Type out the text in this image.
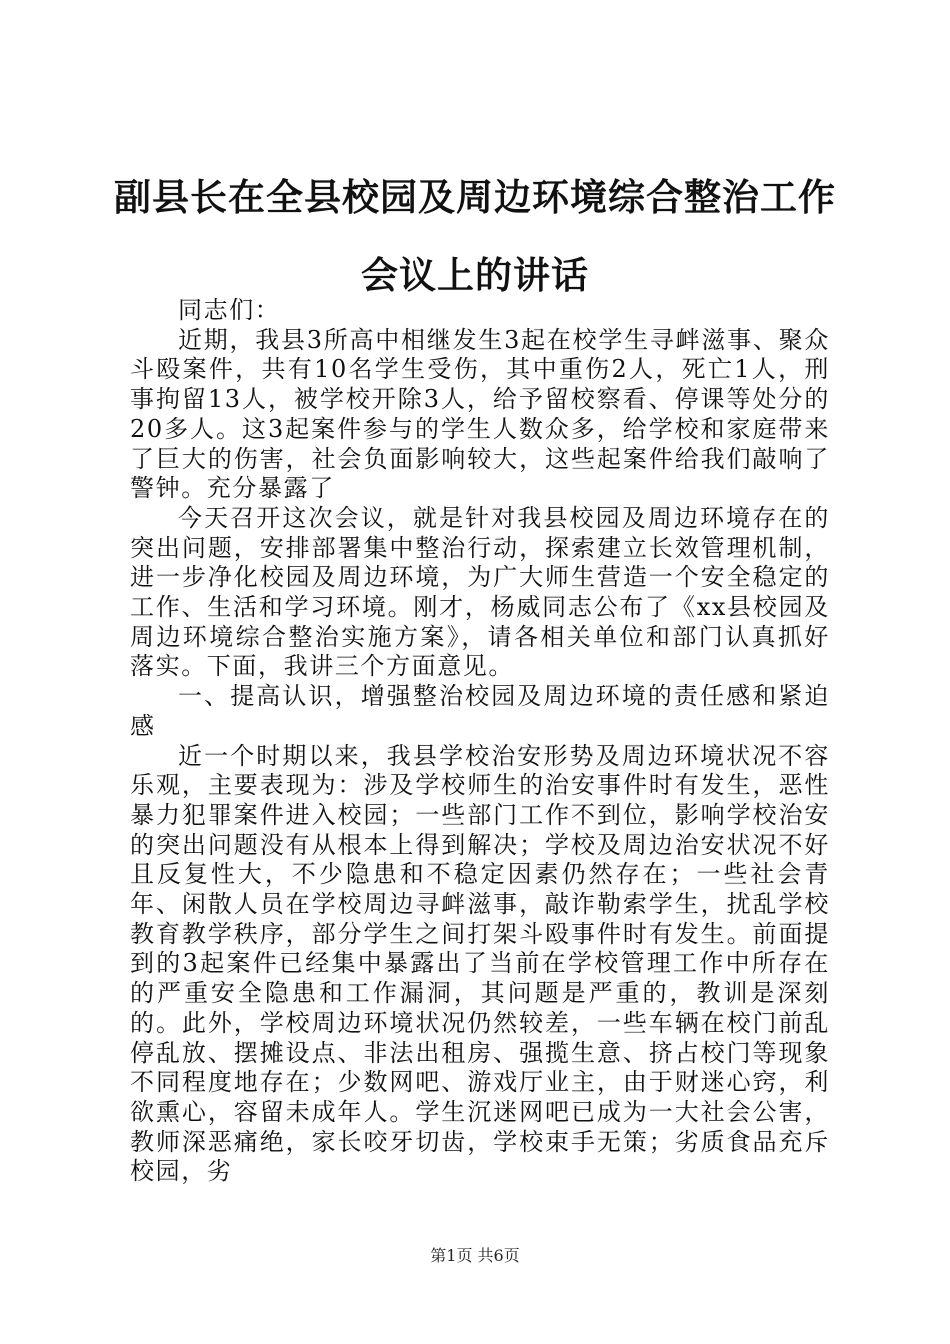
副县长在全县校园及周边环境综合整治工作会议上的讲话

同志们：

近期，我县3所高中相继发生3起在校学生寻衅滋事、聚众斗殴案件，共有10名学生受伤，其中重伤2人，死亡1人，刑事拘留13人，被学校开除3人，给予留校察看、停课等处分的20多人。这3起案件参与的学生人数众多，给学校和家庭带来了巨大的伤害，社会负面影响较大，这些起案件给我们敲响了警钟。充分暴露了

今天召开这次会议，就是针对我县校园及周边环境存在的突出问题，安排部署集中整治行动，探索建立长效管理机制，进一步净化校园及周边环境，为广大师生营造一个安全稳定的工作、生活和学习环境。刚才，杨威同志公布了《xx县校园及周边环境综合整治实施方案》，请各相关单位和部门认真抓好落实。下面，我讲三个方面意见。

一、提高认识，增强整治校园及周边环境的责任感和紧迫感

近一个时期以来，我县学校治安形势及周边环境状况不容乐观，主要表现为：涉及学校师生的治安事件时有发生，恶性暴力犯罪案件进入校园；一些部门工作不到位，影响学校治安的突出问题没有从根本上得到解决；学校及周边治安状况不好且反复性大，不少隐患和不稳定因素仍然存在；一些社会青年、闲散人员在学校周边寻衅滋事，敲诈勒索学生，扰乱学校教育教学秩序，部分学生之间打架斗殴事件时有发生。前面提到的3起案件已经集中暴露出了当前在学校管理工作中所存在的严重安全隐患和工作漏洞，其问题是严重的，教训是深刻的。此外，学校周边环境状况仍然较差，一些车辆在校门前乱停乱放、摆摊设点、非法出租房、强揽生意、挤占校门等现象不同程度地存在；少数网吧、游戏厅业主，由于财迷心窍，利欲熏心，容留未成年人。学生沉迷网吧已成为一大社会公害，教师深恶痛绝，家长咬牙切齿，学校束手无策；劣质食品充斥校园，劣

第1页 共6页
====
▸ Given request
Exactly reproduce the entries above, minus the pictures.

▸ The answer
Type out the text in this image.
副县长在全县校园及周边环境综合整治工作会议上的讲话

同志们：

近期，我县3所高中相继发生3起在校学生寻衅滋事、聚众斗殴案件，共有10名学生受伤，其中重伤2人，死亡1人，刑事拘留13人，被学校开除3人，给予留校察看、停课等处分的20多人。这3起案件参与的学生人数众多，给学校和家庭带来了巨大的伤害，社会负面影响较大，这些起案件给我们敲响了警钟。充分暴露了

今天召开这次会议，就是针对我县校园及周边环境存在的突出问题，安排部署集中整治行动，探索建立长效管理机制，进一步净化校园及周边环境，为广大师生营造一个安全稳定的工作、生活和学习环境。刚才，杨威同志公布了《xx县校园及周边环境综合整治实施方案》，请各相关单位和部门认真抓好落实。下面，我讲三个方面意见。

一、提高认识，增强整治校园及周边环境的责任感和紧迫感

近一个时期以来，我县学校治安形势及周边环境状况不容乐观，主要表现为：涉及学校师生的治安事件时有发生，恶性暴力犯罪案件进入校园；一些部门工作不到位，影响学校治安的突出问题没有从根本上得到解决；学校及周边治安状况不好且反复性大，不少隐患和不稳定因素仍然存在；一些社会青年、闲散人员在学校周边寻衅滋事，敲诈勒索学生，扰乱学校教育教学秩序，部分学生之间打架斗殴事件时有发生。前面提到的3起案件已经集中暴露出了当前在学校管理工作中所存在的严重安全隐患和工作漏洞，其问题是严重的，教训是深刻的。此外，学校周边环境状况仍然较差，一些车辆在校门前乱停乱放、摆摊设点、非法出租房、强揽生意、挤占校门等现象不同程度地存在；少数网吧、游戏厅业主，由于财迷心窍，利欲熏心，容留未成年人。学生沉迷网吧已成为一大社会公害，教师深恶痛绝，家长咬牙切齿，学校束手无策；劣质食品充斥校园，劣

第1页 共6页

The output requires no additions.